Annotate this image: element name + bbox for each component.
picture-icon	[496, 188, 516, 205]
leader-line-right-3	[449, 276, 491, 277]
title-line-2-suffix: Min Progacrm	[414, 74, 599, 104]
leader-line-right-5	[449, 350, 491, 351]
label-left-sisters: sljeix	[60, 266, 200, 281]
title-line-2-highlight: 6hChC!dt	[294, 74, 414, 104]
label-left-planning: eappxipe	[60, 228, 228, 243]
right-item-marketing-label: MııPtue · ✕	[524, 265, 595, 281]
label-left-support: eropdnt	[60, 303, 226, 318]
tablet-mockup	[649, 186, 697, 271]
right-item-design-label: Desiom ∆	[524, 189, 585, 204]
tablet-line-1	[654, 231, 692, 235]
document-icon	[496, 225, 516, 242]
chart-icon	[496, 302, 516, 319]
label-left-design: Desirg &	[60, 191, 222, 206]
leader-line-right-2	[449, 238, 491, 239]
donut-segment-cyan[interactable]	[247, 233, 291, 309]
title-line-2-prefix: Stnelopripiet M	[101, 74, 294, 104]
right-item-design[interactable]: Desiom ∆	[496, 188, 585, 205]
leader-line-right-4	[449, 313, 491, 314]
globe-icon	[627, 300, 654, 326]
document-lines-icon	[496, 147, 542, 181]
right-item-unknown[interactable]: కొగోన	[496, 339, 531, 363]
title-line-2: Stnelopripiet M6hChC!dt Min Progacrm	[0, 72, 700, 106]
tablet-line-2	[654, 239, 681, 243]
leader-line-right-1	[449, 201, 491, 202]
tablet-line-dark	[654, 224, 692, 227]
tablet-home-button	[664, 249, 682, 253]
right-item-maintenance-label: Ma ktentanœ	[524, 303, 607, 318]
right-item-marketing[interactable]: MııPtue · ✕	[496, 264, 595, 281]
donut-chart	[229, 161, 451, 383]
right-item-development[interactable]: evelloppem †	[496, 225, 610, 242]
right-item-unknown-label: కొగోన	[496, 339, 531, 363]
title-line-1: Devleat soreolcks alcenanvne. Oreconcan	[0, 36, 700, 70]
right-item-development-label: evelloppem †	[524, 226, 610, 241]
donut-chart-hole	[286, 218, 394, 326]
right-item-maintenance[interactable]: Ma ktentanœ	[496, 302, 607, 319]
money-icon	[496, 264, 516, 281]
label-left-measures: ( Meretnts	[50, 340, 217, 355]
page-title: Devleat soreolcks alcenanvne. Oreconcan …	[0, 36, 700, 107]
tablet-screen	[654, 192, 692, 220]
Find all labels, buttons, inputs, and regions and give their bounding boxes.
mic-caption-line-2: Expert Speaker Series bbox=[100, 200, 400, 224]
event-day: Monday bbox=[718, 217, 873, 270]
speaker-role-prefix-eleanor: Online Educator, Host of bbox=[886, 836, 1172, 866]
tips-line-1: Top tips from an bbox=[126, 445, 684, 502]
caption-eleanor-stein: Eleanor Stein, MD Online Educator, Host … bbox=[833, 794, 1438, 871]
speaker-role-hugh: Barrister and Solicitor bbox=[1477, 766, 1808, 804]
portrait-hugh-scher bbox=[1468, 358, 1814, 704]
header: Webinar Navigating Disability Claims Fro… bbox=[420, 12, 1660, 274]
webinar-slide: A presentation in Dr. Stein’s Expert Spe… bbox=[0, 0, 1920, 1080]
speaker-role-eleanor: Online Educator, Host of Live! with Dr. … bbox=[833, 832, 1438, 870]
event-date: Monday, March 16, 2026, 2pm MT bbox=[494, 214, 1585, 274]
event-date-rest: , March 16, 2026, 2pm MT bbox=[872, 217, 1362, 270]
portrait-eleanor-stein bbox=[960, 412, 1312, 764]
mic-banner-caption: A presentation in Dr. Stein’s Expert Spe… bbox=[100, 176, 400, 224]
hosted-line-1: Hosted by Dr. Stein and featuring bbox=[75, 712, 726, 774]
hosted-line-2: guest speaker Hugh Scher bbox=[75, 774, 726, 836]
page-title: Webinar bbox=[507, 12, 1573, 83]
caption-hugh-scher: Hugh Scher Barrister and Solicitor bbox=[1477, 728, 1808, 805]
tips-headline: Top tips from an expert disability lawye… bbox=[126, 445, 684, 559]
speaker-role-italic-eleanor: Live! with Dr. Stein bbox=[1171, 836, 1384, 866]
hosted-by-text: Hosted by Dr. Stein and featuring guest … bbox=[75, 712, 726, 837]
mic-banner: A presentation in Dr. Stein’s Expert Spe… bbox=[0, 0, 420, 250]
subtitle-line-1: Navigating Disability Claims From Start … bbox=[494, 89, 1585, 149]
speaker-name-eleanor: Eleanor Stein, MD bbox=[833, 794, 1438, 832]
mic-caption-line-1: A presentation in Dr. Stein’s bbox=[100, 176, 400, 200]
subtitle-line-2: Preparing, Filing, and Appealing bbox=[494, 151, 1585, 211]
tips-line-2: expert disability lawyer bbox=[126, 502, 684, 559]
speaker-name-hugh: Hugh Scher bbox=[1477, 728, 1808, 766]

++++++++++++++++++++

▶ Objective: Find every row above that contains the string "ktentanœ", matching case exactly, and copy each of those rows in full.

▶ Written solution:
right-item-maintenance-label: Ma ktentanœ	[524, 303, 607, 318]
right-item-maintenance[interactable]: Ma ktentanœ	[496, 302, 607, 319]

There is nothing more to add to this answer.